━━━━━ TASK DATA

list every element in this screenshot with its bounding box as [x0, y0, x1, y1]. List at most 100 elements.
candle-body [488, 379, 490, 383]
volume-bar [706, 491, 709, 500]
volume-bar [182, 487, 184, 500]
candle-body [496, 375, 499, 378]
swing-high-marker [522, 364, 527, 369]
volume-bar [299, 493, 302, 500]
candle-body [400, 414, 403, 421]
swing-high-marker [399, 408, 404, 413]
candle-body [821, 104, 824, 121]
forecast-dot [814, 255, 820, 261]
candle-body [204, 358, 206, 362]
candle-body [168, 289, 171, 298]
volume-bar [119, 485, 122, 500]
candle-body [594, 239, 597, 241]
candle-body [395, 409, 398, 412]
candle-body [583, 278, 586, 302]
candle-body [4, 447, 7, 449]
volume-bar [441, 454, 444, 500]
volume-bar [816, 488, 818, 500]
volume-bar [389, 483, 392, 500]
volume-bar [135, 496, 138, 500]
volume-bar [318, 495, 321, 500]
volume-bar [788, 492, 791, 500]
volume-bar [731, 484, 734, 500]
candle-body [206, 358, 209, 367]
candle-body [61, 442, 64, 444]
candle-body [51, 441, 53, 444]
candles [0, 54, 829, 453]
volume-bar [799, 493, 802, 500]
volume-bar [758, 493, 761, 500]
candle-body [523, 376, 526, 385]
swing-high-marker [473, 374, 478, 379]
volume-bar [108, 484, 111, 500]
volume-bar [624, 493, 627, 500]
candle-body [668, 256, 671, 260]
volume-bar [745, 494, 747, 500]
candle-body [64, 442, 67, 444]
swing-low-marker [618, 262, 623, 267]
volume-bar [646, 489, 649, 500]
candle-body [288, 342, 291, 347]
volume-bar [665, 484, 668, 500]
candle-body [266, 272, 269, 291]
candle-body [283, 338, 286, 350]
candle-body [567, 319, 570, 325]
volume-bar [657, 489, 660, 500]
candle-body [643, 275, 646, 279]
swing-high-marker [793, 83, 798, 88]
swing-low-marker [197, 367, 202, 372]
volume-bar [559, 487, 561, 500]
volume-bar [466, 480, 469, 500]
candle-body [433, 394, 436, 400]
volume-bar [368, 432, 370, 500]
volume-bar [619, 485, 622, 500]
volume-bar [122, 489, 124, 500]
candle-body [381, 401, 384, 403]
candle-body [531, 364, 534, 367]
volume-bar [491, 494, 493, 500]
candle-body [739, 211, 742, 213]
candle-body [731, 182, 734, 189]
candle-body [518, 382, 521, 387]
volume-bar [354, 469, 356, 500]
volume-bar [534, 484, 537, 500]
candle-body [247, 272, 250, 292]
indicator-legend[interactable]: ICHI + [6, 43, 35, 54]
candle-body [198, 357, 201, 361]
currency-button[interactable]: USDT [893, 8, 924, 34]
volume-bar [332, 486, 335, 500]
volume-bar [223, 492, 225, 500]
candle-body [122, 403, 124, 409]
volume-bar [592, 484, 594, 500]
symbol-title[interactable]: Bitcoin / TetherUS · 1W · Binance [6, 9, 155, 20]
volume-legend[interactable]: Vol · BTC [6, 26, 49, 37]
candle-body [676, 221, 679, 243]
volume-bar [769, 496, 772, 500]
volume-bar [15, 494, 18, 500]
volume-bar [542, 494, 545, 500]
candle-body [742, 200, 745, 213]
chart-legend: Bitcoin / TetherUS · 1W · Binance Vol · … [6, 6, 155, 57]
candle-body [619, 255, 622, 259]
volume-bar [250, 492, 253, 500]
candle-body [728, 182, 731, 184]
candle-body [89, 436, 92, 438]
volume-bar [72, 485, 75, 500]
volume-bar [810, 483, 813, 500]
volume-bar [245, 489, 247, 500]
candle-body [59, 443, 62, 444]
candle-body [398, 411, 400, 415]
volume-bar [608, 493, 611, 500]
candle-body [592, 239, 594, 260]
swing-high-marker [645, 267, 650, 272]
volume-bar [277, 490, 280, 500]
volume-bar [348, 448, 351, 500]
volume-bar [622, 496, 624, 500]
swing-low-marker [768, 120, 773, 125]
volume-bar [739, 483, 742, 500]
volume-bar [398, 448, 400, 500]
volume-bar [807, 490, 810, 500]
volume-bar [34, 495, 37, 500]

━━━━━━━━━━

§ **GOAL**: Rewrite the data above, swapping every "swing-high-marker" for "peak-marker" and leaving everything else unchanged.

§ **WRITTEN ANSWER**:
list every element in this screenshot with its bounding box as [x0, y0, x1, y1]. List at most 100 elements.
candle-body [488, 379, 490, 383]
volume-bar [706, 491, 709, 500]
volume-bar [182, 487, 184, 500]
candle-body [496, 375, 499, 378]
peak-marker [522, 364, 527, 369]
volume-bar [299, 493, 302, 500]
candle-body [400, 414, 403, 421]
peak-marker [399, 408, 404, 413]
candle-body [821, 104, 824, 121]
forecast-dot [814, 255, 820, 261]
candle-body [204, 358, 206, 362]
candle-body [168, 289, 171, 298]
volume-bar [119, 485, 122, 500]
candle-body [594, 239, 597, 241]
candle-body [395, 409, 398, 412]
candle-body [583, 278, 586, 302]
candle-body [4, 447, 7, 449]
volume-bar [441, 454, 444, 500]
volume-bar [816, 488, 818, 500]
volume-bar [389, 483, 392, 500]
volume-bar [135, 496, 138, 500]
volume-bar [318, 495, 321, 500]
volume-bar [788, 492, 791, 500]
volume-bar [731, 484, 734, 500]
candle-body [206, 358, 209, 367]
candle-body [61, 442, 64, 444]
candle-body [51, 441, 53, 444]
candles [0, 54, 829, 453]
volume-bar [799, 493, 802, 500]
volume-bar [758, 493, 761, 500]
candle-body [523, 376, 526, 385]
peak-marker [473, 374, 478, 379]
volume-bar [108, 484, 111, 500]
volume-bar [624, 493, 627, 500]
candle-body [668, 256, 671, 260]
volume-bar [745, 494, 747, 500]
candle-body [64, 442, 67, 444]
swing-low-marker [618, 262, 623, 267]
volume-bar [646, 489, 649, 500]
candle-body [288, 342, 291, 347]
volume-bar [665, 484, 668, 500]
candle-body [266, 272, 269, 291]
candle-body [283, 338, 286, 350]
candle-body [567, 319, 570, 325]
volume-bar [657, 489, 660, 500]
candle-body [643, 275, 646, 279]
peak-marker [793, 83, 798, 88]
swing-low-marker [197, 367, 202, 372]
volume-bar [559, 487, 561, 500]
volume-bar [466, 480, 469, 500]
candle-body [433, 394, 436, 400]
volume-bar [368, 432, 370, 500]
volume-bar [619, 485, 622, 500]
volume-bar [122, 489, 124, 500]
candle-body [381, 401, 384, 403]
candle-body [531, 364, 534, 367]
volume-bar [491, 494, 493, 500]
candle-body [739, 211, 742, 213]
candle-body [731, 182, 734, 189]
candle-body [518, 382, 521, 387]
volume-bar [354, 469, 356, 500]
volume-bar [534, 484, 537, 500]
candle-body [247, 272, 250, 292]
indicator-legend[interactable]: ICHI + [6, 43, 35, 54]
candle-body [198, 357, 201, 361]
currency-button[interactable]: USDT [893, 8, 924, 34]
volume-bar [332, 486, 335, 500]
volume-bar [223, 492, 225, 500]
candle-body [122, 403, 124, 409]
volume-bar [592, 484, 594, 500]
symbol-title[interactable]: Bitcoin / TetherUS · 1W · Binance [6, 9, 155, 20]
volume-legend[interactable]: Vol · BTC [6, 26, 49, 37]
candle-body [676, 221, 679, 243]
volume-bar [769, 496, 772, 500]
volume-bar [15, 494, 18, 500]
volume-bar [542, 494, 545, 500]
candle-body [742, 200, 745, 213]
chart-legend: Bitcoin / TetherUS · 1W · Binance Vol · … [6, 6, 155, 57]
candle-body [619, 255, 622, 259]
volume-bar [250, 492, 253, 500]
candle-body [728, 182, 731, 184]
candle-body [89, 436, 92, 438]
volume-bar [72, 485, 75, 500]
volume-bar [810, 483, 813, 500]
volume-bar [245, 489, 247, 500]
candle-body [59, 443, 62, 444]
candle-body [398, 411, 400, 415]
volume-bar [608, 493, 611, 500]
candle-body [592, 239, 594, 260]
peak-marker [645, 267, 650, 272]
volume-bar [277, 490, 280, 500]
volume-bar [348, 448, 351, 500]
volume-bar [622, 496, 624, 500]
swing-low-marker [768, 120, 773, 125]
volume-bar [739, 483, 742, 500]
volume-bar [398, 448, 400, 500]
volume-bar [807, 490, 810, 500]
volume-bar [34, 495, 37, 500]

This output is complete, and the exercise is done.